+++ Raw data +++

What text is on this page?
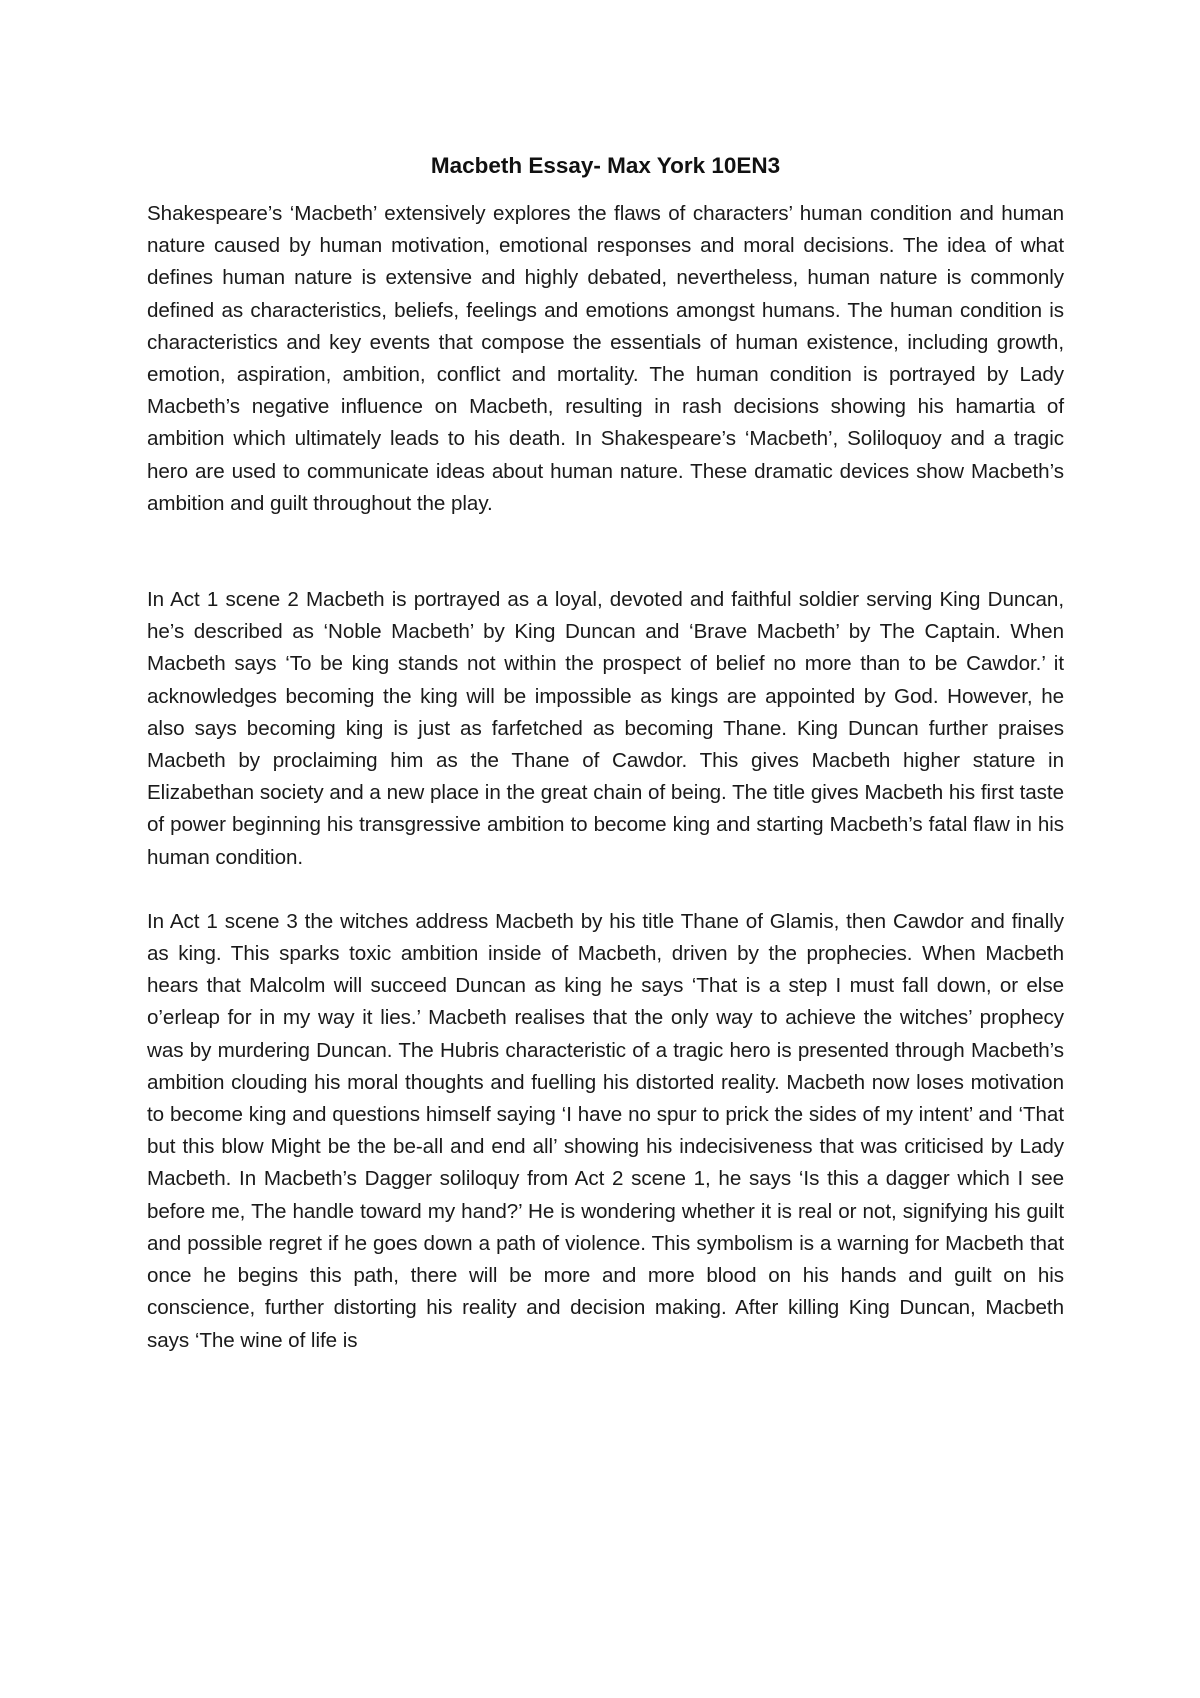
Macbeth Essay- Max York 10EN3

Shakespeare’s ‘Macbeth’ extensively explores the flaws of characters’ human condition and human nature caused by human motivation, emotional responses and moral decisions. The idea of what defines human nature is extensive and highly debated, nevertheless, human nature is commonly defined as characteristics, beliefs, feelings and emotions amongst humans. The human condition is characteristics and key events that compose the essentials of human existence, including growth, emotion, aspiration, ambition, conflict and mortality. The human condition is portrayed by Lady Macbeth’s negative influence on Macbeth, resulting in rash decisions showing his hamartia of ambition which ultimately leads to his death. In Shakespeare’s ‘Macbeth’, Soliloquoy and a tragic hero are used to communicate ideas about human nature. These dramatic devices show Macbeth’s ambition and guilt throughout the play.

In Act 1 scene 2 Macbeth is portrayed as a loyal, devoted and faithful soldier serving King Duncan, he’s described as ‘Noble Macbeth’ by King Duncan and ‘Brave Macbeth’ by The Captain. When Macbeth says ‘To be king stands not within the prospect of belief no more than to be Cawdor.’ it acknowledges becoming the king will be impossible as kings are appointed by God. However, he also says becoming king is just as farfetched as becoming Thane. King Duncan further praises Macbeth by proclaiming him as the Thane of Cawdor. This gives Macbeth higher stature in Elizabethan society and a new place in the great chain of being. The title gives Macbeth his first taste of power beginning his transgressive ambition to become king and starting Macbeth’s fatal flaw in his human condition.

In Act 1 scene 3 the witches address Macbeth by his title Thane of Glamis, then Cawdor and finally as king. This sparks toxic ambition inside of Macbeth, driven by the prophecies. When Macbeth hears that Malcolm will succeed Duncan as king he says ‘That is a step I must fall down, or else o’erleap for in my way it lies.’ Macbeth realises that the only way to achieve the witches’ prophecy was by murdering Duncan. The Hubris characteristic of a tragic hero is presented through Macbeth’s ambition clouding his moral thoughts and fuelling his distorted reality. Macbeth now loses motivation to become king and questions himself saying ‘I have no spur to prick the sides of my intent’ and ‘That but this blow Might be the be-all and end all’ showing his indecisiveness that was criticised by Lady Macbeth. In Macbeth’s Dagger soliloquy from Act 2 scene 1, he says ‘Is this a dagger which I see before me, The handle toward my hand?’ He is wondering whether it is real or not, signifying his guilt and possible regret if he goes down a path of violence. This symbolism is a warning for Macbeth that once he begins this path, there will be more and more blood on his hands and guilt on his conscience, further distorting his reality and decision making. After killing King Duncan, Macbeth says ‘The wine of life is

+++
+++ Raw data +++

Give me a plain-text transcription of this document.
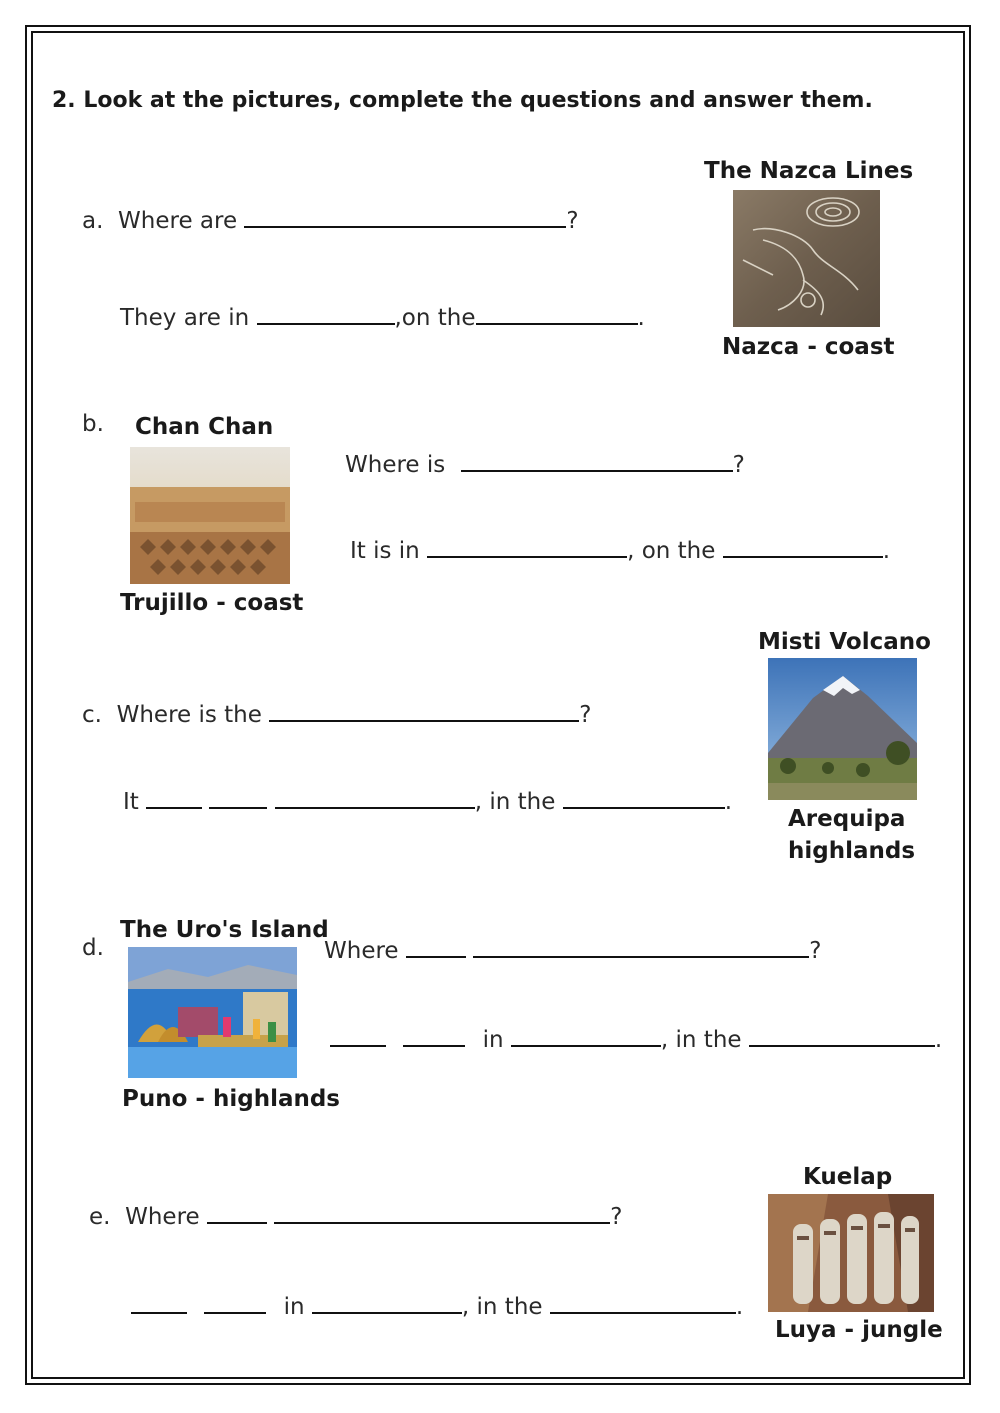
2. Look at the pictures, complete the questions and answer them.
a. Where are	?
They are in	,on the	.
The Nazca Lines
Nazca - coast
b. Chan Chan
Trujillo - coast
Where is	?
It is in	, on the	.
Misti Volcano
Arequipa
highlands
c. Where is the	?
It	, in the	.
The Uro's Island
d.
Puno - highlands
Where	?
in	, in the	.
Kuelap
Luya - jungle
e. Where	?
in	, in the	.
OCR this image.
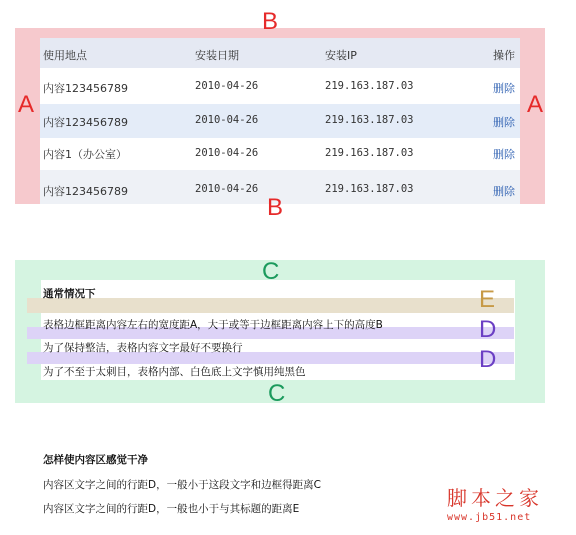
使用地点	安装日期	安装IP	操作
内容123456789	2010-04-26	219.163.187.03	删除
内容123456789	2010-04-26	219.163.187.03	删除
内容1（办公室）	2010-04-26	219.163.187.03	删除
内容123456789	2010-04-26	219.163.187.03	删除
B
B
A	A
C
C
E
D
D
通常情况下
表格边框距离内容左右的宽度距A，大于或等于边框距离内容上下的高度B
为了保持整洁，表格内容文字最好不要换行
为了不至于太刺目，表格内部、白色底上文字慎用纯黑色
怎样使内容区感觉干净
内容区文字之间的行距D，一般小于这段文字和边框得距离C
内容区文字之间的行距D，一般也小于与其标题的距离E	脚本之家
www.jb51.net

+++

▶ **Stated goal**:
Only a number is wanted: how many lines above include "Where"?

▶ **Response**:
5